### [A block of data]
◇ ◇ ◇ ◇ ◇

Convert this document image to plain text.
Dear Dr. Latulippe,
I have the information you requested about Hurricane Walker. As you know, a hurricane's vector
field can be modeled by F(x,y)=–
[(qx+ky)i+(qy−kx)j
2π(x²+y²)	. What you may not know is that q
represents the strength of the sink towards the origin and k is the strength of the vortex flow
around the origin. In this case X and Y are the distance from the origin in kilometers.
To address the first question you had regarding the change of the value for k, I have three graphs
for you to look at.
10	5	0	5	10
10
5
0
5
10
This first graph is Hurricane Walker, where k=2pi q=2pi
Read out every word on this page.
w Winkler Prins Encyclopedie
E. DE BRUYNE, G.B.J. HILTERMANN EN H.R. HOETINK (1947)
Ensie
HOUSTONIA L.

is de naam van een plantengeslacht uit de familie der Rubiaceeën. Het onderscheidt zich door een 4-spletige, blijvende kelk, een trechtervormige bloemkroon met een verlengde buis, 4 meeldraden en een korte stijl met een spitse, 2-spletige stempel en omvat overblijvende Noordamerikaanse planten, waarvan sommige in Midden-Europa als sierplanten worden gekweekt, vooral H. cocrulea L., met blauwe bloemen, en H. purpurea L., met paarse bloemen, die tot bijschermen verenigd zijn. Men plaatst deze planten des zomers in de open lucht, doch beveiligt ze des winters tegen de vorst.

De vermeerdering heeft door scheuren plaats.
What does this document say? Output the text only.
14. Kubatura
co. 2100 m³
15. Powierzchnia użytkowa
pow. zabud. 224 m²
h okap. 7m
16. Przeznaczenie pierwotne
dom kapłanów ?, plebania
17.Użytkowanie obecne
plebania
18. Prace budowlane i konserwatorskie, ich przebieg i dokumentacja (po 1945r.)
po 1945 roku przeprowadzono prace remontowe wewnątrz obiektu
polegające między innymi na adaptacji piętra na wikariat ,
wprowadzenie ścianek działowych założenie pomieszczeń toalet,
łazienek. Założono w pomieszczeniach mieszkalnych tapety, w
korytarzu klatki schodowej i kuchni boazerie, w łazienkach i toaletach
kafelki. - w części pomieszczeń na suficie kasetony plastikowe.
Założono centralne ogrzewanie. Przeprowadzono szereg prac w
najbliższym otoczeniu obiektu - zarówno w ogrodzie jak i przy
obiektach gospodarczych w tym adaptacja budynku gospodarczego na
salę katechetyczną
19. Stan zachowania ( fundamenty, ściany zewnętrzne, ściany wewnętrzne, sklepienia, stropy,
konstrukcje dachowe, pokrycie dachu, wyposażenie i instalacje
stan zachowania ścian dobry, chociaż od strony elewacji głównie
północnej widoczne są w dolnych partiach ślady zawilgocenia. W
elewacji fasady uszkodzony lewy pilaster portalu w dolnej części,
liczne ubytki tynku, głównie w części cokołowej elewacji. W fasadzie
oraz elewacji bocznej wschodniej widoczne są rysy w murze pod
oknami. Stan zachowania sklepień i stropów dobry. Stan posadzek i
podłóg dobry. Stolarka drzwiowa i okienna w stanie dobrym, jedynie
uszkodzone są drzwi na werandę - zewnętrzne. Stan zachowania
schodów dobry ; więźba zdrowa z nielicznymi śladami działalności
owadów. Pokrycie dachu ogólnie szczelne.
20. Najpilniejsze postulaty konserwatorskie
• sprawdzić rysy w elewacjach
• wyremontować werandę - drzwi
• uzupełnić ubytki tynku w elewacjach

◇ ◇ ◇ ◇ ◇

### [What the task requires]
Count how many lines hold the string "ubytki" and give that number alone.

### [Solution]
2